▶ [TASK] Provide an exact transcription of all the records.

▬▬▬

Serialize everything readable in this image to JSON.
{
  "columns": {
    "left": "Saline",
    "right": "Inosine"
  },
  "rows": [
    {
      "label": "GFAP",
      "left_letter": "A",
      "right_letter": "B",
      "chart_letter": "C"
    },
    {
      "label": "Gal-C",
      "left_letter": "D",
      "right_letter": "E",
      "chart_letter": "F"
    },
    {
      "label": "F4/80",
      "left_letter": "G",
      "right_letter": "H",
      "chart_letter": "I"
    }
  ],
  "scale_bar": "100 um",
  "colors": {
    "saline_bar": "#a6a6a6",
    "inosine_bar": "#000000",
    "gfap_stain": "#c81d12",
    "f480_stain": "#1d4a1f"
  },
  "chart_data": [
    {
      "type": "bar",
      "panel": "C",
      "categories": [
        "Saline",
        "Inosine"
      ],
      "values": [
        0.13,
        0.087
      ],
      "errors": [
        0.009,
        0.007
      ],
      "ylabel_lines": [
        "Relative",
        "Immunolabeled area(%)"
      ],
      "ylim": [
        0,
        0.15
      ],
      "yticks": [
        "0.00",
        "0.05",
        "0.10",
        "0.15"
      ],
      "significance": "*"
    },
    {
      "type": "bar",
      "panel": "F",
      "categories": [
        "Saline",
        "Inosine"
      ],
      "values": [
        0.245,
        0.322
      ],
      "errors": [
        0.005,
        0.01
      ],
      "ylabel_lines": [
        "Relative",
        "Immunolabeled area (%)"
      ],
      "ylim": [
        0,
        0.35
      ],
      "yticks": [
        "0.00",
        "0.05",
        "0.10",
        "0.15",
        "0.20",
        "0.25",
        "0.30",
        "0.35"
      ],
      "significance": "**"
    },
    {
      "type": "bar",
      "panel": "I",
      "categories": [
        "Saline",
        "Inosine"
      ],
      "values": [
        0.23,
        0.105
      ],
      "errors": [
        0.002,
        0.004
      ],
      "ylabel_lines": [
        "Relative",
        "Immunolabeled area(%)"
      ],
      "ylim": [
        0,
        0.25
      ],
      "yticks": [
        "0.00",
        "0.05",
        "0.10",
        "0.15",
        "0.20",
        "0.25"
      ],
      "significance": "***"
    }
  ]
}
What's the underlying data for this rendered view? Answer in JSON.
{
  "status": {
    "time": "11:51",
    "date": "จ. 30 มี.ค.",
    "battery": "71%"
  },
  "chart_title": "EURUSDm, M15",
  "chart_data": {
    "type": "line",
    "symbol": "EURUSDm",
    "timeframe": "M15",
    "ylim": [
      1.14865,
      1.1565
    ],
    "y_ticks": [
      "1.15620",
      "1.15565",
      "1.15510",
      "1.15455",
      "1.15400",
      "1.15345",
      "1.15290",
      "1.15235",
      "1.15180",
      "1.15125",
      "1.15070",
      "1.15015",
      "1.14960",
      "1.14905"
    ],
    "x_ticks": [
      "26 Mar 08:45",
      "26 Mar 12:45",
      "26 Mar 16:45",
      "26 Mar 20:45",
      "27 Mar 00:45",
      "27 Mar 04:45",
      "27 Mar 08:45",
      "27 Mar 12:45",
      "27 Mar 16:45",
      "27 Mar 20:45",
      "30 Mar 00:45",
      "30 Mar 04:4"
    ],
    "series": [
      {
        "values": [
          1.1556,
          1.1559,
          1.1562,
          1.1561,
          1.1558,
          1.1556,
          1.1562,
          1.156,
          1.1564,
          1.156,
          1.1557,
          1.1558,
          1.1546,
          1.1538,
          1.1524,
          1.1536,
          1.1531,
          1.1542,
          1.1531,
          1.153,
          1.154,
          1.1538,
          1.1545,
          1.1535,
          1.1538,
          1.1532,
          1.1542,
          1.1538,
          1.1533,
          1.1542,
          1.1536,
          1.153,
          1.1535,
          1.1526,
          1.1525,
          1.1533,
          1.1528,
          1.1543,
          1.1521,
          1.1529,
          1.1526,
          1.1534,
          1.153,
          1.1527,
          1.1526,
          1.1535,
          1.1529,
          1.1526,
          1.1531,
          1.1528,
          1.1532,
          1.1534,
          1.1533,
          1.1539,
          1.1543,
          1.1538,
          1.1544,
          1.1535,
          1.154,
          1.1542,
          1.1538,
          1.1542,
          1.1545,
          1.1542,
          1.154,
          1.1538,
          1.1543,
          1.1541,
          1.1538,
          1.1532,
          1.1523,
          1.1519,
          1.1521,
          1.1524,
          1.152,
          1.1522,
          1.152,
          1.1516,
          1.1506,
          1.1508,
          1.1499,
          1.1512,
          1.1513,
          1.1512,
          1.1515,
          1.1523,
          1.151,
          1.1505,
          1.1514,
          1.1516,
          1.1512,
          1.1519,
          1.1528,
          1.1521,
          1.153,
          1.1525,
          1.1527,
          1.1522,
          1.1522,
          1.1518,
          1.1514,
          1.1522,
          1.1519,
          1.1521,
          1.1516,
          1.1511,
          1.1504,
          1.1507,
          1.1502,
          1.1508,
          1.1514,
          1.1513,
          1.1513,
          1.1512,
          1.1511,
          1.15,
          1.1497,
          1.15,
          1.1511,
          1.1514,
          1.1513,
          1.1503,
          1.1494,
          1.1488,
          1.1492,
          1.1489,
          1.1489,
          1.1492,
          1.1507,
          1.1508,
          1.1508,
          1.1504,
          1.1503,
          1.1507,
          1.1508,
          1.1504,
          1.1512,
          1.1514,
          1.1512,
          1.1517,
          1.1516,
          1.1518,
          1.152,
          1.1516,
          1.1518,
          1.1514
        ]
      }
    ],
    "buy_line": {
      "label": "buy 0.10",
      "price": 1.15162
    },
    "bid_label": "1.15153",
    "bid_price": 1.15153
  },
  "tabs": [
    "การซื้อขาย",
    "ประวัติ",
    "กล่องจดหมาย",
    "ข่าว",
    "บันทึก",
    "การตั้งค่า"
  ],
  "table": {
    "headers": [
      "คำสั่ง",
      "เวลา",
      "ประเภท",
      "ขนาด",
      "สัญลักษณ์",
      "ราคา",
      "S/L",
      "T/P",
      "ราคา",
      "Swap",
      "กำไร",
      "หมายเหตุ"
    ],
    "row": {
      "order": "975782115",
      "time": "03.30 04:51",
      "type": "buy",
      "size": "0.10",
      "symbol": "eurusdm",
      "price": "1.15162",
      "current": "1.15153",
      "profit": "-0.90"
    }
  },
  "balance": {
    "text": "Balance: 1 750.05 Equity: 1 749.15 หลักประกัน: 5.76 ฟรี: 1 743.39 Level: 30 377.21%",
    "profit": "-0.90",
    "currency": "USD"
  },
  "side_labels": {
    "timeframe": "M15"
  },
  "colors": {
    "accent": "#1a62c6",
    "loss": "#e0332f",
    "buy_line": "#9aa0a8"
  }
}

▬▬▬

▶ [EXERCISE SOLUTION]
Serialize everything readable in this image to JSON.
{
  "columns": {
    "left": "Saline",
    "right": "Inosine"
  },
  "rows": [
    {
      "label": "GFAP",
      "left_letter": "A",
      "right_letter": "B",
      "chart_letter": "C"
    },
    {
      "label": "Gal-C",
      "left_letter": "D",
      "right_letter": "E",
      "chart_letter": "F"
    },
    {
      "label": "F4/80",
      "left_letter": "G",
      "right_letter": "H",
      "chart_letter": "I"
    }
  ],
  "scale_bar": "100 um",
  "colors": {
    "saline_bar": "#a6a6a6",
    "inosine_bar": "#000000",
    "gfap_stain": "#c81d12",
    "f480_stain": "#1d4a1f"
  },
  "chart_data": [
    {
      "type": "bar",
      "panel": "C",
      "categories": [
        "Saline",
        "Inosine"
      ],
      "values": [
        0.13,
        0.087
      ],
      "errors": [
        0.009,
        0.007
      ],
      "ylabel_lines": [
        "Relative",
        "Immunolabeled area(%)"
      ],
      "ylim": [
        0,
        0.15
      ],
      "yticks": [
        "0.00",
        "0.05",
        "0.10",
        "0.15"
      ],
      "significance": "*"
    },
    {
      "type": "bar",
      "panel": "F",
      "categories": [
        "Saline",
        "Inosine"
      ],
      "values": [
        0.245,
        0.322
      ],
      "errors": [
        0.005,
        0.01
      ],
      "ylabel_lines": [
        "Relative",
        "Immunolabeled area (%)"
      ],
      "ylim": [
        0,
        0.35
      ],
      "yticks": [
        "0.00",
        "0.05",
        "0.10",
        "0.15",
        "0.20",
        "0.25",
        "0.30",
        "0.35"
      ],
      "significance": "**"
    },
    {
      "type": "bar",
      "panel": "I",
      "categories": [
        "Saline",
        "Inosine"
      ],
      "values": [
        0.23,
        0.105
      ],
      "errors": [
        0.002,
        0.004
      ],
      "ylabel_lines": [
        "Relative",
        "Immunolabeled area(%)"
      ],
      "ylim": [
        0,
        0.25
      ],
      "yticks": [
        "0.00",
        "0.05",
        "0.10",
        "0.15",
        "0.20",
        "0.25"
      ],
      "significance": "***"
    }
  ]
}
What's the underlying data for this rendered view? Answer in JSON.
{
  "status": {
    "time": "11:51",
    "date": "จ. 30 มี.ค.",
    "battery": "71%"
  },
  "chart_title": "EURUSDm, M15",
  "chart_data": {
    "type": "line",
    "symbol": "EURUSDm",
    "timeframe": "M15",
    "ylim": [
      1.14865,
      1.1565
    ],
    "y_ticks": [
      "1.15620",
      "1.15565",
      "1.15510",
      "1.15455",
      "1.15400",
      "1.15345",
      "1.15290",
      "1.15235",
      "1.15180",
      "1.15125",
      "1.15070",
      "1.15015",
      "1.14960",
      "1.14905"
    ],
    "x_ticks": [
      "26 Mar 08:45",
      "26 Mar 12:45",
      "26 Mar 16:45",
      "26 Mar 20:45",
      "27 Mar 00:45",
      "27 Mar 04:45",
      "27 Mar 08:45",
      "27 Mar 12:45",
      "27 Mar 16:45",
      "27 Mar 20:45",
      "30 Mar 00:45",
      "30 Mar 04:4"
    ],
    "series": [
      {
        "values": [
          1.1556,
          1.1559,
          1.1562,
          1.1561,
          1.1558,
          1.1556,
          1.1562,
          1.156,
          1.1564,
          1.156,
          1.1557,
          1.1558,
          1.1546,
          1.1538,
          1.1524,
          1.1536,
          1.1531,
          1.1542,
          1.1531,
          1.153,
          1.154,
          1.1538,
          1.1545,
          1.1535,
          1.1538,
          1.1532,
          1.1542,
          1.1538,
          1.1533,
          1.1542,
          1.1536,
          1.153,
          1.1535,
          1.1526,
          1.1525,
          1.1533,
          1.1528,
          1.1543,
          1.1521,
          1.1529,
          1.1526,
          1.1534,
          1.153,
          1.1527,
          1.1526,
          1.1535,
          1.1529,
          1.1526,
          1.1531,
          1.1528,
          1.1532,
          1.1534,
          1.1533,
          1.1539,
          1.1543,
          1.1538,
          1.1544,
          1.1535,
          1.154,
          1.1542,
          1.1538,
          1.1542,
          1.1545,
          1.1542,
          1.154,
          1.1538,
          1.1543,
          1.1541,
          1.1538,
          1.1532,
          1.1523,
          1.1519,
          1.1521,
          1.1524,
          1.152,
          1.1522,
          1.152,
          1.1516,
          1.1506,
          1.1508,
          1.1499,
          1.1512,
          1.1513,
          1.1512,
          1.1515,
          1.1523,
          1.151,
          1.1505,
          1.1514,
          1.1516,
          1.1512,
          1.1519,
          1.1528,
          1.1521,
          1.153,
          1.1525,
          1.1527,
          1.1522,
          1.1522,
          1.1518,
          1.1514,
          1.1522,
          1.1519,
          1.1521,
          1.1516,
          1.1511,
          1.1504,
          1.1507,
          1.1502,
          1.1508,
          1.1514,
          1.1513,
          1.1513,
          1.1512,
          1.1511,
          1.15,
          1.1497,
          1.15,
          1.1511,
          1.1514,
          1.1513,
          1.1503,
          1.1494,
          1.1488,
          1.1492,
          1.1489,
          1.1489,
          1.1492,
          1.1507,
          1.1508,
          1.1508,
          1.1504,
          1.1503,
          1.1507,
          1.1508,
          1.1504,
          1.1512,
          1.1514,
          1.1512,
          1.1517,
          1.1516,
          1.1518,
          1.152,
          1.1516,
          1.1518,
          1.1514
        ]
      }
    ],
    "buy_line": {
      "label": "buy 0.10",
      "price": 1.15162
    },
    "bid_label": "1.15153",
    "bid_price": 1.15153
  },
  "tabs": [
    "การซื้อขาย",
    "ประวัติ",
    "กล่องจดหมาย",
    "ข่าว",
    "บันทึก",
    "การตั้งค่า"
  ],
  "table": {
    "headers": [
      "คำสั่ง",
      "เวลา",
      "ประเภท",
      "ขนาด",
      "สัญลักษณ์",
      "ราคา",
      "S/L",
      "T/P",
      "ราคา",
      "Swap",
      "กำไร",
      "หมายเหตุ"
    ],
    "row": {
      "order": "975782115",
      "time": "03.30 04:51",
      "type": "buy",
      "size": "0.10",
      "symbol": "eurusdm",
      "price": "1.15162",
      "current": "1.15153",
      "profit": "-0.90"
    }
  },
  "balance": {
    "text": "Balance: 1 750.05 Equity: 1 749.15 หลักประกัน: 5.76 ฟรี: 1 743.39 Level: 30 377.21%",
    "profit": "-0.90",
    "currency": "USD"
  },
  "side_labels": {
    "timeframe": "M15"
  },
  "colors": {
    "accent": "#1a62c6",
    "loss": "#e0332f",
    "buy_line": "#9aa0a8"
  }
}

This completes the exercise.